- _Goal_
Reproduce the entries word for word, and omit any picture you find in them.

- _Supplied records_
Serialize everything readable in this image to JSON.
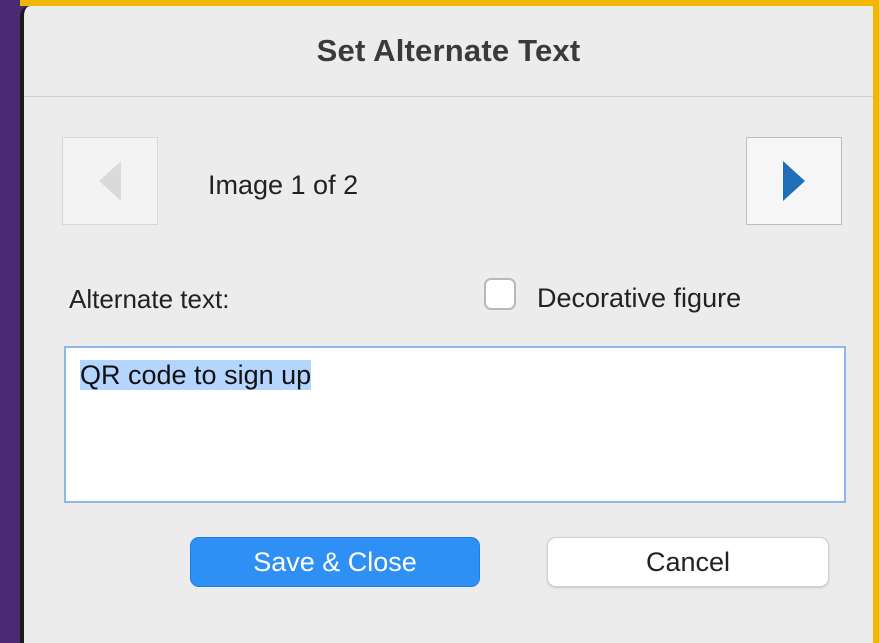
{
  "dialog": {
    "title": "Set Alternate Text",
    "image_counter": "Image 1 of 2",
    "alt_text_label": "Alternate text:",
    "decorative_label": "Decorative figure",
    "decorative_checked": false,
    "alt_text_value": "QR code to sign up",
    "save_label": "Save & Close",
    "cancel_label": "Cancel",
    "prev_icon": "triangle-left-icon",
    "next_icon": "triangle-right-icon"
  },
  "colors": {
    "frame_border": "#f2b705",
    "background": "#4a2a73",
    "accent": "#2e8ff5",
    "selection": "#b4d5fe",
    "next_arrow": "#1f6fb8"
  }
}
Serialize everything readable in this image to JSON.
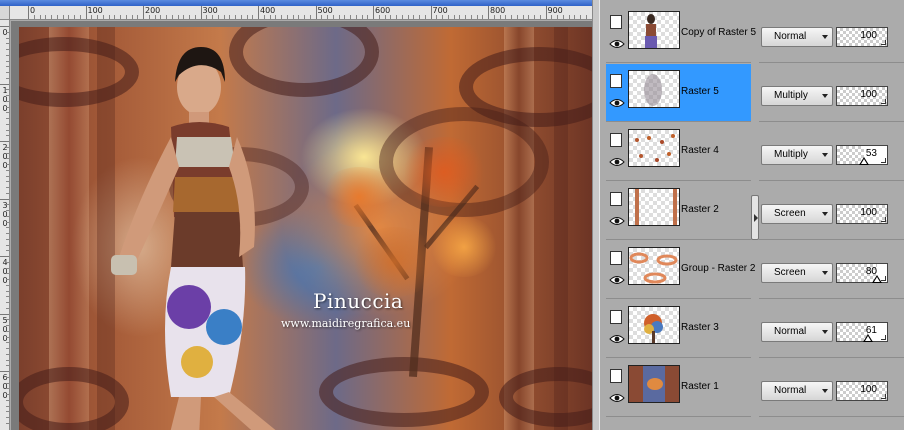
{
  "ruler": {
    "top_labels": [
      "0",
      "100",
      "200",
      "300",
      "400",
      "500",
      "600",
      "700",
      "800",
      "900"
    ],
    "left_labels": [
      "0",
      "1\n0\n0",
      "2\n0\n0",
      "3\n0\n0",
      "4\n0\n0",
      "5\n0\n0",
      "6\n0\n0"
    ]
  },
  "canvas": {
    "watermark_title": "Pinuccia",
    "watermark_url": "www.maidiregrafica.eu"
  },
  "layers": [
    {
      "name": "Copy of Raster 5",
      "blend_mode": "Normal",
      "opacity": 100,
      "selected": false,
      "thumb": "woman"
    },
    {
      "name": "Raster 5",
      "blend_mode": "Multiply",
      "opacity": 100,
      "selected": true,
      "thumb": "blur"
    },
    {
      "name": "Raster 4",
      "blend_mode": "Multiply",
      "opacity": 53,
      "selected": false,
      "thumb": "leaves"
    },
    {
      "name": "Raster 2",
      "blend_mode": "Screen",
      "opacity": 100,
      "selected": false,
      "thumb": "stripes"
    },
    {
      "name": "Group - Raster 2",
      "blend_mode": "Screen",
      "opacity": 80,
      "selected": false,
      "thumb": "orange-swirl"
    },
    {
      "name": "Raster 3",
      "blend_mode": "Normal",
      "opacity": 61,
      "selected": false,
      "thumb": "tree"
    },
    {
      "name": "Raster 1",
      "blend_mode": "Normal",
      "opacity": 100,
      "selected": false,
      "thumb": "background"
    }
  ],
  "colors": {
    "selection": "#3399ff",
    "panel": "#ababab"
  }
}
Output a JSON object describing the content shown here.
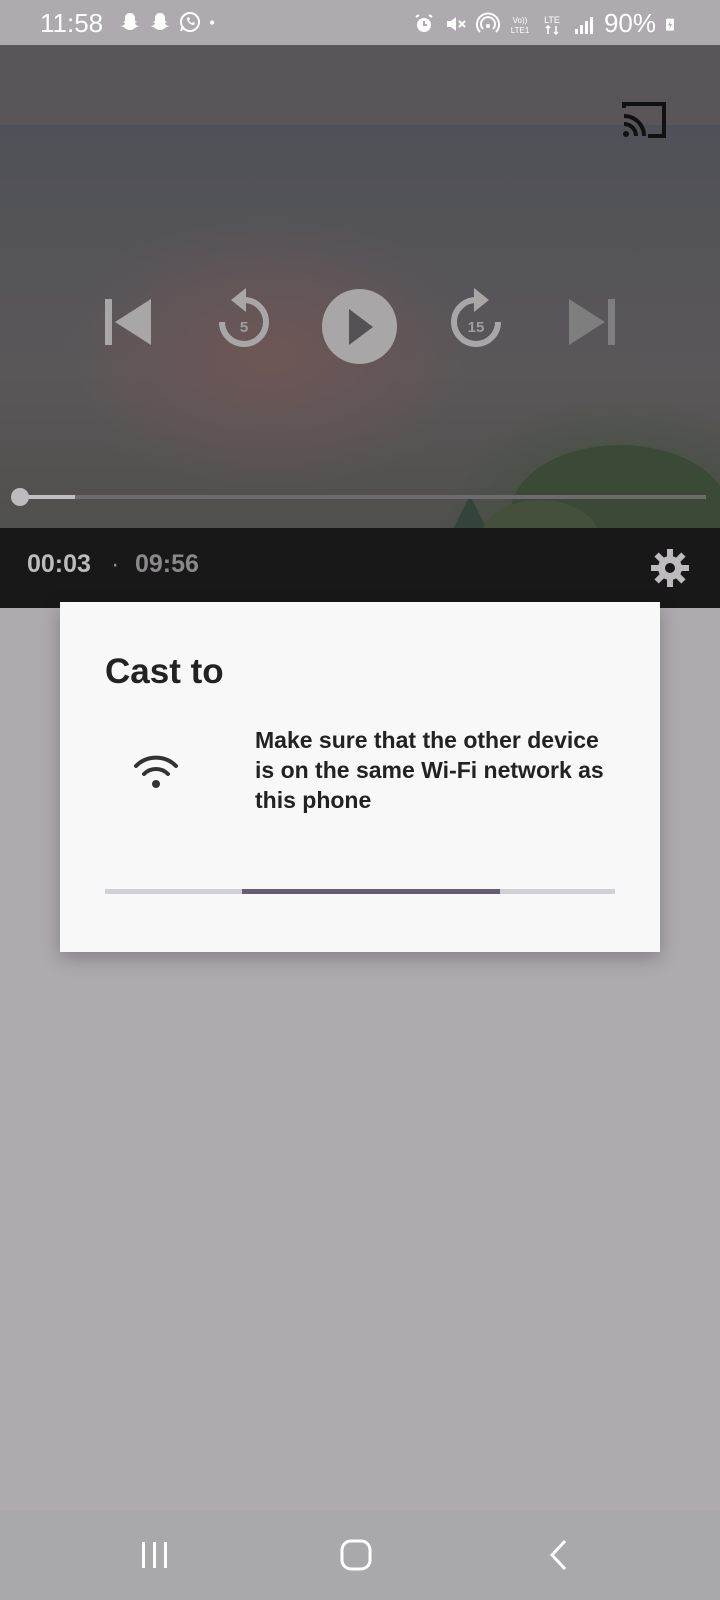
{
  "status_bar": {
    "time": "11:58",
    "battery": "90%",
    "left_icons": [
      "snapchat-icon",
      "snapchat-icon",
      "whatsapp-icon",
      "dot-icon"
    ],
    "right_icons": [
      "alarm-icon",
      "mute-icon",
      "hotspot-icon",
      "volte-icon",
      "lte-icon",
      "signal-icon",
      "battery-charging-icon"
    ]
  },
  "player": {
    "current_time": "00:03",
    "separator": "·",
    "duration": "09:56",
    "progress_fraction": 0.0051,
    "buffered_fraction": 0.085,
    "rewind_seconds": "5",
    "forward_seconds": "15"
  },
  "dialog": {
    "title": "Cast to",
    "message": "Make sure that the other device is on the same Wi-Fi network as this phone"
  },
  "colors": {
    "dialog_bg": "#f8f8f8",
    "progress_accent": "#655d73",
    "scrim": "#aeaaaf"
  }
}
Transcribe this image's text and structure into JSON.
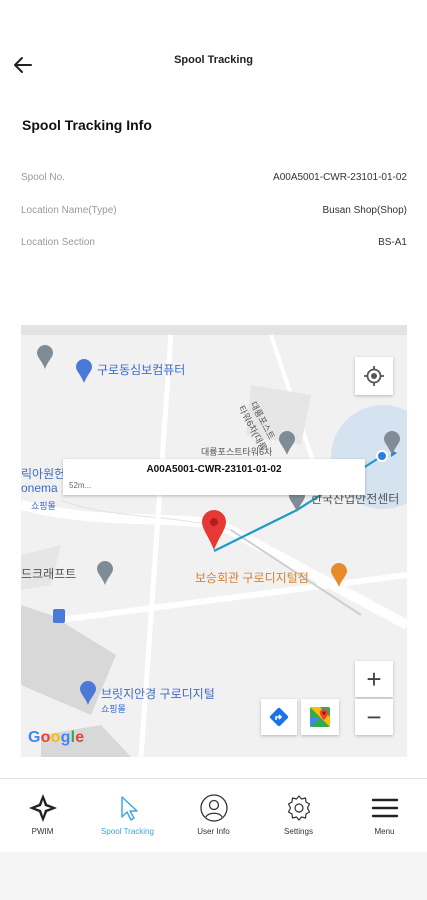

- _The solution_
Serialize everything readable in this image to JSON.
{
  "dialog": {
    "title": "Set Alternate Text",
    "image_counter": "Image 1 of 2",
    "alt_text_label": "Alternate text:",
    "decorative_label": "Decorative figure",
    "decorative_checked": false,
    "alt_text_value": "QR code to sign up",
    "save_label": "Save & Close",
    "cancel_label": "Cancel",
    "prev_icon": "triangle-left-icon",
    "next_icon": "triangle-right-icon"
  },
  "colors": {
    "frame_border": "#f2b705",
    "background": "#4a2a73",
    "accent": "#2e8ff5",
    "selection": "#b4d5fe",
    "next_arrow": "#1f6fb8"
  }
}
Serialize everything readable in this image to JSON.
{
  "ruler": {
    "top_labels": [
      "0",
      "100",
      "200",
      "300",
      "400",
      "500",
      "600",
      "700",
      "800",
      "900"
    ],
    "left_labels": [
      "0",
      "1\n0\n0",
      "2\n0\n0",
      "3\n0\n0",
      "4\n0\n0",
      "5\n0\n0",
      "6\n0\n0"
    ]
  },
  "canvas": {
    "watermark_title": "Pinuccia",
    "watermark_url": "www.maidiregrafica.eu"
  },
  "layers": [
    {
      "name": "Copy of Raster 5",
      "blend_mode": "Normal",
      "opacity": 100,
      "selected": false,
      "thumb": "woman"
    },
    {
      "name": "Raster 5",
      "blend_mode": "Multiply",
      "opacity": 100,
      "selected": true,
      "thumb": "blur"
    },
    {
      "name": "Raster 4",
      "blend_mode": "Multiply",
      "opacity": 53,
      "selected": false,
      "thumb": "leaves"
    },
    {
      "name": "Raster 2",
      "blend_mode": "Screen",
      "opacity": 100,
      "selected": false,
      "thumb": "stripes"
    },
    {
      "name": "Group - Raster 2",
      "blend_mode": "Screen",
      "opacity": 80,
      "selected": false,
      "thumb": "orange-swirl"
    },
    {
      "name": "Raster 3",
      "blend_mode": "Normal",
      "opacity": 61,
      "selected": false,
      "thumb": "tree"
    },
    {
      "name": "Raster 1",
      "blend_mode": "Normal",
      "opacity": 100,
      "selected": false,
      "thumb": "background"
    }
  ],
  "colors": {
    "selection": "#3399ff",
    "panel": "#ababab"
  }
}
Output a JSON object describing the content shown here.
{
  "status_bar": {
    "time": "11:58",
    "battery": "90%",
    "left_icons": [
      "snapchat-icon",
      "snapchat-icon",
      "whatsapp-icon",
      "dot-icon"
    ],
    "right_icons": [
      "alarm-icon",
      "mute-icon",
      "hotspot-icon",
      "volte-icon",
      "lte-icon",
      "signal-icon",
      "battery-charging-icon"
    ]
  },
  "player": {
    "current_time": "00:03",
    "separator": "·",
    "duration": "09:56",
    "progress_fraction": 0.0051,
    "buffered_fraction": 0.085,
    "rewind_seconds": "5",
    "forward_seconds": "15"
  },
  "dialog": {
    "title": "Cast to",
    "message": "Make sure that the other device is on the same Wi-Fi network as this phone"
  },
  "colors": {
    "dialog_bg": "#f8f8f8",
    "progress_accent": "#655d73",
    "scrim": "#aeaaaf"
  }
}
Transcribe this image's text and structure into JSON.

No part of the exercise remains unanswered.